#### WHAT YOU WILL DO:
Could you print the data word for word, starting from its first line and going on through the line containing "200, 317, 216]", with that line included?

#### INFORMATION SHOWN:
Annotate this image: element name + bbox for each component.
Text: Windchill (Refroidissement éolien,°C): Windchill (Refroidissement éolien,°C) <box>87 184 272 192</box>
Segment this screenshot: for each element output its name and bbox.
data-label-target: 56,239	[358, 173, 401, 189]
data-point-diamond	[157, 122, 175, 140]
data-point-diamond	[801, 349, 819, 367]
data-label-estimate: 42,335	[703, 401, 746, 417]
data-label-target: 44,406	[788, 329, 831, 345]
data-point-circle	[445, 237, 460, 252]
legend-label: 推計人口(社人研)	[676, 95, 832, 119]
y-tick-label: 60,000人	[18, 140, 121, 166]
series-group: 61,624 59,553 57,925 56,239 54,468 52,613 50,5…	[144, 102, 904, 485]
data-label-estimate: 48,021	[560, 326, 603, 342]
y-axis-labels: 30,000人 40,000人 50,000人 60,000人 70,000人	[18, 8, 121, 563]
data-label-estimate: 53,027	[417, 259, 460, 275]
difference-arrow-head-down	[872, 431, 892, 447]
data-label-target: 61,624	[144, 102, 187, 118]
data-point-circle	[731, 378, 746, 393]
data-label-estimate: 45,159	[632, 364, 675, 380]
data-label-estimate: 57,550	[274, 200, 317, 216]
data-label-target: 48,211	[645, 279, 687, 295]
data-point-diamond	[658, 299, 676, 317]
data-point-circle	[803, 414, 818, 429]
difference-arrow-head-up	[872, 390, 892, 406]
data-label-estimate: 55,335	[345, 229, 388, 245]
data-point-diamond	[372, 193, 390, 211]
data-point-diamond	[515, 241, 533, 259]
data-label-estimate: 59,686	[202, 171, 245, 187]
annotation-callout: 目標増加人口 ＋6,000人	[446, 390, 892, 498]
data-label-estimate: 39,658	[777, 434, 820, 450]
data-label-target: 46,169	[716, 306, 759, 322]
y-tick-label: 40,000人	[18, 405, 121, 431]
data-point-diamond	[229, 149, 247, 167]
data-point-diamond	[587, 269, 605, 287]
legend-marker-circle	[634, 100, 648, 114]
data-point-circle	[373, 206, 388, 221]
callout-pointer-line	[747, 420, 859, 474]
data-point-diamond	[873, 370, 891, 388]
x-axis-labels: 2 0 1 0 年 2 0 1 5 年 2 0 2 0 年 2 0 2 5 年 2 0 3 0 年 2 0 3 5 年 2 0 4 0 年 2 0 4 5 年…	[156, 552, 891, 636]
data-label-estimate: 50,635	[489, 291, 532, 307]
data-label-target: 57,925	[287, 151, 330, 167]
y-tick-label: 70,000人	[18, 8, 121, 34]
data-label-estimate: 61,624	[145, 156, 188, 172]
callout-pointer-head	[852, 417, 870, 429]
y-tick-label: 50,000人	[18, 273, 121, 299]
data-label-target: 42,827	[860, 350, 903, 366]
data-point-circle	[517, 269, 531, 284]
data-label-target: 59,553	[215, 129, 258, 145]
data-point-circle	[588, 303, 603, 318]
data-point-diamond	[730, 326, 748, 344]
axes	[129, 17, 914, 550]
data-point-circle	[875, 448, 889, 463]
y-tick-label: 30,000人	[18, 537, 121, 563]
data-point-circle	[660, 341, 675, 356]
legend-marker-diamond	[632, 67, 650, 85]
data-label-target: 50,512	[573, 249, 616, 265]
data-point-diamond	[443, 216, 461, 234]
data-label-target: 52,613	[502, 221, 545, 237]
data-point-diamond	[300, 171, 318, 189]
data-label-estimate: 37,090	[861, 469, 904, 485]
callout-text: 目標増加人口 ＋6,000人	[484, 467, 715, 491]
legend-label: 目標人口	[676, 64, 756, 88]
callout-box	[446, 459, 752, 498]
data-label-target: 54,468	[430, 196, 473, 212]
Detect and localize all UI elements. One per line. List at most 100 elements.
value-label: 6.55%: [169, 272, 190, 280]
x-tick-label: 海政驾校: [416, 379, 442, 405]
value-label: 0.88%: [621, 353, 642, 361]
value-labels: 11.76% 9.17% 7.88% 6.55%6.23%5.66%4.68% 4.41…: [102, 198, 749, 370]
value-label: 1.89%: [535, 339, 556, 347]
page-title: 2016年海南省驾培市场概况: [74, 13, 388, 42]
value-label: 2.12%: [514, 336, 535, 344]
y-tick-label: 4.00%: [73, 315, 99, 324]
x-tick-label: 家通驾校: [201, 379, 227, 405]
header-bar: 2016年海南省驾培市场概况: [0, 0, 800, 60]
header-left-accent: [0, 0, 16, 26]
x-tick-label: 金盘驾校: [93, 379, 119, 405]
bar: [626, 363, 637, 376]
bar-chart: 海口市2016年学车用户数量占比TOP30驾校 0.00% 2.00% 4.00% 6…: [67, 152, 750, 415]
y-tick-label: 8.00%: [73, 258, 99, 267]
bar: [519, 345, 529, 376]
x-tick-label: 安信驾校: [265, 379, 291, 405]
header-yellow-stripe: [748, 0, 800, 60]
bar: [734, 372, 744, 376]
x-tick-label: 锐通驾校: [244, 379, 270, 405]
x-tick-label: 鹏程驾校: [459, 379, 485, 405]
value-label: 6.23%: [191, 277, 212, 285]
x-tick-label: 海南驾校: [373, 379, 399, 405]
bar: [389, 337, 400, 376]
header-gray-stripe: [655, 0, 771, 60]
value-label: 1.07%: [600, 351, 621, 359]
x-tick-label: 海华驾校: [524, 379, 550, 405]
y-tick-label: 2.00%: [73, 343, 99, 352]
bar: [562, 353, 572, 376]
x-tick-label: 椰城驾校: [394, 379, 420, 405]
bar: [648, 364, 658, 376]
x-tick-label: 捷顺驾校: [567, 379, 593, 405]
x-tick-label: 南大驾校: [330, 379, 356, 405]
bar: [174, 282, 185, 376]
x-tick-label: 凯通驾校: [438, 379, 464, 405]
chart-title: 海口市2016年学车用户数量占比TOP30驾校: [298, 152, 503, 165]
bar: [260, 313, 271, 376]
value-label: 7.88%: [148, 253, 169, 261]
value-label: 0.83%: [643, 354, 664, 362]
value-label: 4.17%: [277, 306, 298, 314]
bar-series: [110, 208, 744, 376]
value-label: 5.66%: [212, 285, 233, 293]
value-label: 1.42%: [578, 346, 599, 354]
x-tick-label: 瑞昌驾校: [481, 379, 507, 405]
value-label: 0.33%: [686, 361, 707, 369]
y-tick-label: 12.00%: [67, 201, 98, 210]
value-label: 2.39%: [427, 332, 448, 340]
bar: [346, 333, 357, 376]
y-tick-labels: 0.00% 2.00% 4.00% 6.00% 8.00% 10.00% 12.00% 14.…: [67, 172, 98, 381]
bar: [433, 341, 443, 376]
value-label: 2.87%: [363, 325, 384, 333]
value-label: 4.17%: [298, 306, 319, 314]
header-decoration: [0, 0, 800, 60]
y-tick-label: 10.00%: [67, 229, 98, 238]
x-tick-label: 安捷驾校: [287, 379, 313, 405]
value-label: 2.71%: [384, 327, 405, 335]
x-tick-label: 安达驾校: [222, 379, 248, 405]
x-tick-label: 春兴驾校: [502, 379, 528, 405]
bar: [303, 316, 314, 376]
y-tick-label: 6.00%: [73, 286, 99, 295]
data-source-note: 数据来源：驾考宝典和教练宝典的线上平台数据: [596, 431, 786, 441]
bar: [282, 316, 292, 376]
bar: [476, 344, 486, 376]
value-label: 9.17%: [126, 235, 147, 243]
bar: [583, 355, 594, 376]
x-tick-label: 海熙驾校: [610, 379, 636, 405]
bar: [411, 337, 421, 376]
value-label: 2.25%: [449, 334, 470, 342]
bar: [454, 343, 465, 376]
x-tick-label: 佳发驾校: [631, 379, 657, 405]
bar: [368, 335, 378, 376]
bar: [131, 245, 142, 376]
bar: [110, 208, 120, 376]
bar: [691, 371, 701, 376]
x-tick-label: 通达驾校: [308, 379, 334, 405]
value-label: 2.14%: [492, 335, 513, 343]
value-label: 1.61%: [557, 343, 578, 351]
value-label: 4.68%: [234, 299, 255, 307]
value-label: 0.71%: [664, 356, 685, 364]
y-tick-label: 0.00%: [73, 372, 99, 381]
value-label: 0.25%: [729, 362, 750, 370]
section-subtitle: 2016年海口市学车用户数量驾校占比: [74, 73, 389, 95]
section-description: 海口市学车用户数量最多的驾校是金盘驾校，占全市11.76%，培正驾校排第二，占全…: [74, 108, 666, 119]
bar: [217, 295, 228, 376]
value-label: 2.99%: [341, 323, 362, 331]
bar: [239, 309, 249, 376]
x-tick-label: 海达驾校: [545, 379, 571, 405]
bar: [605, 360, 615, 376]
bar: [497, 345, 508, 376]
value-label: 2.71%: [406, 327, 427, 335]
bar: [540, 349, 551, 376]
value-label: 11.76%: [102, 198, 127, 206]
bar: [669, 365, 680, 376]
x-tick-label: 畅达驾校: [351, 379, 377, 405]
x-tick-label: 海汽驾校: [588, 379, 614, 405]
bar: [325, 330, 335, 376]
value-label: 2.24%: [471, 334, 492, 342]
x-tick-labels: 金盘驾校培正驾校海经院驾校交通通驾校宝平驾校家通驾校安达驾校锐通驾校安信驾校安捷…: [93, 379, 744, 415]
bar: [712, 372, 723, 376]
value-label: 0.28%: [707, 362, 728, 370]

#### FINAL RESULT:
Annotate this image: element name + bbox for each component.
Text: Windchill (Refroidissement éolien,°C): Windchill (Refroidissement éolien,°C) <box>87 184 272 192</box>
Segment this screenshot: for each element output its name and bbox.
data-label-target: 56,239	[358, 173, 401, 189]
data-point-diamond	[157, 122, 175, 140]
data-point-diamond	[801, 349, 819, 367]
data-label-estimate: 42,335	[703, 401, 746, 417]
data-label-target: 44,406	[788, 329, 831, 345]
data-point-circle	[445, 237, 460, 252]
legend-label: 推計人口(社人研)	[676, 95, 832, 119]
y-tick-label: 60,000人	[18, 140, 121, 166]
series-group: 61,624 59,553 57,925 56,239 54,468 52,613 50,5…	[144, 102, 904, 485]
data-label-estimate: 48,021	[560, 326, 603, 342]
y-axis-labels: 30,000人 40,000人 50,000人 60,000人 70,000人	[18, 8, 121, 563]
data-label-estimate: 53,027	[417, 259, 460, 275]
difference-arrow-head-down	[872, 431, 892, 447]
data-label-target: 61,624	[144, 102, 187, 118]
data-point-circle	[731, 378, 746, 393]
data-label-estimate: 45,159	[632, 364, 675, 380]
data-label-estimate: 57,550	[274, 200, 317, 216]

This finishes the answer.